═══ RECORDS FOR THE TASK ═══

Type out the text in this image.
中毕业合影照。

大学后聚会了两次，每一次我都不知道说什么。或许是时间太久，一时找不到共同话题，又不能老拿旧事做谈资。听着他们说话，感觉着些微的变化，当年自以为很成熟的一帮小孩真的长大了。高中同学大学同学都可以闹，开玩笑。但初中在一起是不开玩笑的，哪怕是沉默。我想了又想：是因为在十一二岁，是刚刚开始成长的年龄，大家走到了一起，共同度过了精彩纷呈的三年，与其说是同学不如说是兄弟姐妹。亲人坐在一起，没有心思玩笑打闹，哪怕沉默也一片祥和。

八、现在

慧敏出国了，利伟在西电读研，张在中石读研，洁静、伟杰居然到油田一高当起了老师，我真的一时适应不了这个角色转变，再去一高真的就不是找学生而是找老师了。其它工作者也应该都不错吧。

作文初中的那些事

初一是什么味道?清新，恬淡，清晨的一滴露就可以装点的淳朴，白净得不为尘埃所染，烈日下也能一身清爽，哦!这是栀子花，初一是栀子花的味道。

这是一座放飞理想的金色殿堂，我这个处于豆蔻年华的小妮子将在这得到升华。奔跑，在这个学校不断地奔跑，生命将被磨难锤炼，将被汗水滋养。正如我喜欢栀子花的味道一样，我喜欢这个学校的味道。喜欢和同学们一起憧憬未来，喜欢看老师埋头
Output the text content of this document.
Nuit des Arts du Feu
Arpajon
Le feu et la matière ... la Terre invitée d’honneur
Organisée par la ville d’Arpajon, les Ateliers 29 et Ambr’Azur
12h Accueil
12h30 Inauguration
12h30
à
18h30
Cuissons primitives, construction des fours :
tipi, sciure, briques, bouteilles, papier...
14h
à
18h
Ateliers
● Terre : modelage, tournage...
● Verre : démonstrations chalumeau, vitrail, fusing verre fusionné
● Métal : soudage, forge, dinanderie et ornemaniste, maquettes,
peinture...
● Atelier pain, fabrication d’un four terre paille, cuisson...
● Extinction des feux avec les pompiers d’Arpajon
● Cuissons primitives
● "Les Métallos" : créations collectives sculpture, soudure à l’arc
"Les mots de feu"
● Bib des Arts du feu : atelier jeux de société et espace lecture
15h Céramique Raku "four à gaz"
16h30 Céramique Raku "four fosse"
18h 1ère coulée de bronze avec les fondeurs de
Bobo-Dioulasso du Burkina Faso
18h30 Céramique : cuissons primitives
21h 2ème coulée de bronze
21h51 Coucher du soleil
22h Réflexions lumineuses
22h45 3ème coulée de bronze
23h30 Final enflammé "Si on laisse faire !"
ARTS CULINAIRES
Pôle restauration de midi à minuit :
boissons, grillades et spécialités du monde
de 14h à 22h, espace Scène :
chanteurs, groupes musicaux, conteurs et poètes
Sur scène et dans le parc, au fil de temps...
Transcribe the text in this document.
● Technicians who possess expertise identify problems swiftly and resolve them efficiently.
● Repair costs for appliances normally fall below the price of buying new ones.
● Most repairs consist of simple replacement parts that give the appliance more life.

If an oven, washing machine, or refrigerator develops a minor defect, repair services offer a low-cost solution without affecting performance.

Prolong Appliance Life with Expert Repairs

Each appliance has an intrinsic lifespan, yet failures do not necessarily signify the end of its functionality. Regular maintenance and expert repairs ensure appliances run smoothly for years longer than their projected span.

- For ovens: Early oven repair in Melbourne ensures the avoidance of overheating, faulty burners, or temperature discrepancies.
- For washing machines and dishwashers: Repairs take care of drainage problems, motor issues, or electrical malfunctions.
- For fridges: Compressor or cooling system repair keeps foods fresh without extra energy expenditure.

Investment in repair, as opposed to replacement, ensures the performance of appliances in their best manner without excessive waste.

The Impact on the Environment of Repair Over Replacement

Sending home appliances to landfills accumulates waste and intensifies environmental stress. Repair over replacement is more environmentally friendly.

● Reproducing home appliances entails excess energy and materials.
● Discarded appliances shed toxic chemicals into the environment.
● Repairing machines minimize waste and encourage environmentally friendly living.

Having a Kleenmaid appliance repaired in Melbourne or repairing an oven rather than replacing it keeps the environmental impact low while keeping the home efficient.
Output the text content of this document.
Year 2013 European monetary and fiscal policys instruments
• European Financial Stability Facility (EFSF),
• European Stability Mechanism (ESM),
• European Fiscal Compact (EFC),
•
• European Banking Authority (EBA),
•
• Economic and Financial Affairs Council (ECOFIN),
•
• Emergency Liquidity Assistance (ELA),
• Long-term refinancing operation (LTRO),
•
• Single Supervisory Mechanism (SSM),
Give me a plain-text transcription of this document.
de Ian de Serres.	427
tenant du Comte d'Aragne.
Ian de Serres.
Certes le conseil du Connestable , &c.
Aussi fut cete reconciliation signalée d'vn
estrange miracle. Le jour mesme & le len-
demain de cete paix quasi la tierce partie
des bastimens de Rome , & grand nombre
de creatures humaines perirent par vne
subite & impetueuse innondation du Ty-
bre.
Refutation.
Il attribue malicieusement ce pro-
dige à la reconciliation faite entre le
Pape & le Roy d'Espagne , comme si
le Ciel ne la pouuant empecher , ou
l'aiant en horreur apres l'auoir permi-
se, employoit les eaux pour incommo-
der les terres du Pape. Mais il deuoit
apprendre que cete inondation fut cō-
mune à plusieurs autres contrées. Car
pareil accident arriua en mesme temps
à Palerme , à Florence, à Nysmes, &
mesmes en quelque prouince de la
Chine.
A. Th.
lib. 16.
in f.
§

═══

- CHALLENGE: Within the records, how many lines include "oven"? The answer is the number and nothing else.

- RESULT FOR THIS EXERCISE: 3